** BEGIN ENTRIES PROVIDED **

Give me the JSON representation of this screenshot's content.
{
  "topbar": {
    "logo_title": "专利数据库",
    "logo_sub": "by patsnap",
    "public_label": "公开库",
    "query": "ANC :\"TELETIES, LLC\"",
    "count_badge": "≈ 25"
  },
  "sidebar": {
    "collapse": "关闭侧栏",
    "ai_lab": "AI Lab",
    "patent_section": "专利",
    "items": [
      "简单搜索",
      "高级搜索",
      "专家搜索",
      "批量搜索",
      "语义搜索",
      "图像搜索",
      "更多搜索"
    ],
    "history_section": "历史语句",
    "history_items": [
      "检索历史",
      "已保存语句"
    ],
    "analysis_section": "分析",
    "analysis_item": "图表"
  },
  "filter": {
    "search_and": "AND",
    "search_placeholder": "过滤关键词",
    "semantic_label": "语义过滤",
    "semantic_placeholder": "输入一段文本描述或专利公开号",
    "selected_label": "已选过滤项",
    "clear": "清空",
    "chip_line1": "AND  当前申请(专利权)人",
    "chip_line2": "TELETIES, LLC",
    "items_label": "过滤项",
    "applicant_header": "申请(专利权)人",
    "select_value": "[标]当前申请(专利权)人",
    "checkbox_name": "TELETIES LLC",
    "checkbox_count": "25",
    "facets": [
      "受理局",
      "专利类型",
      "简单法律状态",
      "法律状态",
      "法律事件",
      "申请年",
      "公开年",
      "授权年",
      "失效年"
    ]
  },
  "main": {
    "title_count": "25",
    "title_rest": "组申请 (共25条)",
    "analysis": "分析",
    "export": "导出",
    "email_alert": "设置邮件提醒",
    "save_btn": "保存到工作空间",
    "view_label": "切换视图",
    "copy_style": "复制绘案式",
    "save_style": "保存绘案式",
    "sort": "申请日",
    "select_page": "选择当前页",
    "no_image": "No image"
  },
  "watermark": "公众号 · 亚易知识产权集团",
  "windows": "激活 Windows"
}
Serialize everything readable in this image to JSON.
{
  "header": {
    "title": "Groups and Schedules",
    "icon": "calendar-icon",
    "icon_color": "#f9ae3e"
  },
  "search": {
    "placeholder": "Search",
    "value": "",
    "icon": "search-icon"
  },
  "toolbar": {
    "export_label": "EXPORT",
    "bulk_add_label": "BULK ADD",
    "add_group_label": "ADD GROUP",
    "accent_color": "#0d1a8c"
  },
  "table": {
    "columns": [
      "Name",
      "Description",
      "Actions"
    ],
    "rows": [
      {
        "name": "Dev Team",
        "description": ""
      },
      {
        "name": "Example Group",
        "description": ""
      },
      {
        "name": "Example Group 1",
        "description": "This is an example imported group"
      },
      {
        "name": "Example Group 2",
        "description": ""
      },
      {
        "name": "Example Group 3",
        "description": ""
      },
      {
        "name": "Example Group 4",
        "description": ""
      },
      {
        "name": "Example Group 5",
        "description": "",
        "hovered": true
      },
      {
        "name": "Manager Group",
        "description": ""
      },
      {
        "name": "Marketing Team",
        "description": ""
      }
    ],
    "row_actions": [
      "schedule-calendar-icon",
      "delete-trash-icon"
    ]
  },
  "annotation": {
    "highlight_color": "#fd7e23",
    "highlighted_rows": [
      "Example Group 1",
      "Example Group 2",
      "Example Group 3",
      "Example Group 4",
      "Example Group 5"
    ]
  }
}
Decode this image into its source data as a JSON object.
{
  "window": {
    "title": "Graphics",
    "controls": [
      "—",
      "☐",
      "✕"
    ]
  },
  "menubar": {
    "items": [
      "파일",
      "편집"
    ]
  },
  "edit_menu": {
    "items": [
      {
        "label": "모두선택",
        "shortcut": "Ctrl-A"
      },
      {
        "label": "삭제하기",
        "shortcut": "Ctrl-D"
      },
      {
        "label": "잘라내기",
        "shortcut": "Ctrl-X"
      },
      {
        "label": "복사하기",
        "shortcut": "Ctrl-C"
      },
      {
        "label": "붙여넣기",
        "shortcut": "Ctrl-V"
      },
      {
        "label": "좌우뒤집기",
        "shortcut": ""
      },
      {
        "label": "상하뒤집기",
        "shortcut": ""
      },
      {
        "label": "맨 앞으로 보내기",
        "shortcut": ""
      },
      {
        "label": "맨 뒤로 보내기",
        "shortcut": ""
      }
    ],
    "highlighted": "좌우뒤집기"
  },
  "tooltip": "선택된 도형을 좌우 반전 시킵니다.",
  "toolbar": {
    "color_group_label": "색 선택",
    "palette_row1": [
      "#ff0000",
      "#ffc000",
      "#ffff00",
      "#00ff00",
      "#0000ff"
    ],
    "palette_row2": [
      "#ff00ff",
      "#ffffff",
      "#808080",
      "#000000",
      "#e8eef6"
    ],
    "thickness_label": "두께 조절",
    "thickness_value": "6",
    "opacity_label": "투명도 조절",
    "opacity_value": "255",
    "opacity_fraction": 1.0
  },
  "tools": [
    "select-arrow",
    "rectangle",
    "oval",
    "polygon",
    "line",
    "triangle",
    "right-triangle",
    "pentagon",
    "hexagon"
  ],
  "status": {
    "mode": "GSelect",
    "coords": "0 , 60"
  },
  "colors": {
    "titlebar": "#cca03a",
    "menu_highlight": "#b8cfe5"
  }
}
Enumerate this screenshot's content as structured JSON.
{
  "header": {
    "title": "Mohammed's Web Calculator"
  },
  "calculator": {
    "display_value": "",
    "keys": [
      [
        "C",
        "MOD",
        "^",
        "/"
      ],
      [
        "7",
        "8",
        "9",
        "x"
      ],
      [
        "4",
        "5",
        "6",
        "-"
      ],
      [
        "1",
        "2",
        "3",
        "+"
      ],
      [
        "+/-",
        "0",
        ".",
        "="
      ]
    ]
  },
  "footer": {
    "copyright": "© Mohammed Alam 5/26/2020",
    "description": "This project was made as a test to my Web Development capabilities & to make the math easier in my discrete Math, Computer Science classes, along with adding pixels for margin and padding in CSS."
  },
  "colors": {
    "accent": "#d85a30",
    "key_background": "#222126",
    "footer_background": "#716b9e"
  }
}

** END ENTRIES PROVIDED **

=== EXERCISE PROMPT ===
Go back to the listing above and please repeat it exactly.

=== THE RESPONSE ===
Give me the JSON representation of this screenshot's content.
{
  "topbar": {
    "logo_title": "专利数据库",
    "logo_sub": "by patsnap",
    "public_label": "公开库",
    "query": "ANC :\"TELETIES, LLC\"",
    "count_badge": "≈ 25"
  },
  "sidebar": {
    "collapse": "关闭侧栏",
    "ai_lab": "AI Lab",
    "patent_section": "专利",
    "items": [
      "简单搜索",
      "高级搜索",
      "专家搜索",
      "批量搜索",
      "语义搜索",
      "图像搜索",
      "更多搜索"
    ],
    "history_section": "历史语句",
    "history_items": [
      "检索历史",
      "已保存语句"
    ],
    "analysis_section": "分析",
    "analysis_item": "图表"
  },
  "filter": {
    "search_and": "AND",
    "search_placeholder": "过滤关键词",
    "semantic_label": "语义过滤",
    "semantic_placeholder": "输入一段文本描述或专利公开号",
    "selected_label": "已选过滤项",
    "clear": "清空",
    "chip_line1": "AND  当前申请(专利权)人",
    "chip_line2": "TELETIES, LLC",
    "items_label": "过滤项",
    "applicant_header": "申请(专利权)人",
    "select_value": "[标]当前申请(专利权)人",
    "checkbox_name": "TELETIES LLC",
    "checkbox_count": "25",
    "facets": [
      "受理局",
      "专利类型",
      "简单法律状态",
      "法律状态",
      "法律事件",
      "申请年",
      "公开年",
      "授权年",
      "失效年"
    ]
  },
  "main": {
    "title_count": "25",
    "title_rest": "组申请 (共25条)",
    "analysis": "分析",
    "export": "导出",
    "email_alert": "设置邮件提醒",
    "save_btn": "保存到工作空间",
    "view_label": "切换视图",
    "copy_style": "复制绘案式",
    "save_style": "保存绘案式",
    "sort": "申请日",
    "select_page": "选择当前页",
    "no_image": "No image"
  },
  "watermark": "公众号 · 亚易知识产权集团",
  "windows": "激活 Windows"
}
Serialize everything readable in this image to JSON.
{
  "header": {
    "title": "Groups and Schedules",
    "icon": "calendar-icon",
    "icon_color": "#f9ae3e"
  },
  "search": {
    "placeholder": "Search",
    "value": "",
    "icon": "search-icon"
  },
  "toolbar": {
    "export_label": "EXPORT",
    "bulk_add_label": "BULK ADD",
    "add_group_label": "ADD GROUP",
    "accent_color": "#0d1a8c"
  },
  "table": {
    "columns": [
      "Name",
      "Description",
      "Actions"
    ],
    "rows": [
      {
        "name": "Dev Team",
        "description": ""
      },
      {
        "name": "Example Group",
        "description": ""
      },
      {
        "name": "Example Group 1",
        "description": "This is an example imported group"
      },
      {
        "name": "Example Group 2",
        "description": ""
      },
      {
        "name": "Example Group 3",
        "description": ""
      },
      {
        "name": "Example Group 4",
        "description": ""
      },
      {
        "name": "Example Group 5",
        "description": "",
        "hovered": true
      },
      {
        "name": "Manager Group",
        "description": ""
      },
      {
        "name": "Marketing Team",
        "description": ""
      }
    ],
    "row_actions": [
      "schedule-calendar-icon",
      "delete-trash-icon"
    ]
  },
  "annotation": {
    "highlight_color": "#fd7e23",
    "highlighted_rows": [
      "Example Group 1",
      "Example Group 2",
      "Example Group 3",
      "Example Group 4",
      "Example Group 5"
    ]
  }
}
Decode this image into its source data as a JSON object.
{
  "window": {
    "title": "Graphics",
    "controls": [
      "—",
      "☐",
      "✕"
    ]
  },
  "menubar": {
    "items": [
      "파일",
      "편집"
    ]
  },
  "edit_menu": {
    "items": [
      {
        "label": "모두선택",
        "shortcut": "Ctrl-A"
      },
      {
        "label": "삭제하기",
        "shortcut": "Ctrl-D"
      },
      {
        "label": "잘라내기",
        "shortcut": "Ctrl-X"
      },
      {
        "label": "복사하기",
        "shortcut": "Ctrl-C"
      },
      {
        "label": "붙여넣기",
        "shortcut": "Ctrl-V"
      },
      {
        "label": "좌우뒤집기",
        "shortcut": ""
      },
      {
        "label": "상하뒤집기",
        "shortcut": ""
      },
      {
        "label": "맨 앞으로 보내기",
        "shortcut": ""
      },
      {
        "label": "맨 뒤로 보내기",
        "shortcut": ""
      }
    ],
    "highlighted": "좌우뒤집기"
  },
  "tooltip": "선택된 도형을 좌우 반전 시킵니다.",
  "toolbar": {
    "color_group_label": "색 선택",
    "palette_row1": [
      "#ff0000",
      "#ffc000",
      "#ffff00",
      "#00ff00",
      "#0000ff"
    ],
    "palette_row2": [
      "#ff00ff",
      "#ffffff",
      "#808080",
      "#000000",
      "#e8eef6"
    ],
    "thickness_label": "두께 조절",
    "thickness_value": "6",
    "opacity_label": "투명도 조절",
    "opacity_value": "255",
    "opacity_fraction": 1.0
  },
  "tools": [
    "select-arrow",
    "rectangle",
    "oval",
    "polygon",
    "line",
    "triangle",
    "right-triangle",
    "pentagon",
    "hexagon"
  ],
  "status": {
    "mode": "GSelect",
    "coords": "0 , 60"
  },
  "colors": {
    "titlebar": "#cca03a",
    "menu_highlight": "#b8cfe5"
  }
}
Enumerate this screenshot's content as structured JSON.
{
  "header": {
    "title": "Mohammed's Web Calculator"
  },
  "calculator": {
    "display_value": "",
    "keys": [
      [
        "C",
        "MOD",
        "^",
        "/"
      ],
      [
        "7",
        "8",
        "9",
        "x"
      ],
      [
        "4",
        "5",
        "6",
        "-"
      ],
      [
        "1",
        "2",
        "3",
        "+"
      ],
      [
        "+/-",
        "0",
        ".",
        "="
      ]
    ]
  },
  "footer": {
    "copyright": "© Mohammed Alam 5/26/2020",
    "description": "This project was made as a test to my Web Development capabilities & to make the math easier in my discrete Math, Computer Science classes, along with adding pixels for margin and padding in CSS."
  },
  "colors": {
    "accent": "#d85a30",
    "key_background": "#222126",
    "footer_background": "#716b9e"
  }
}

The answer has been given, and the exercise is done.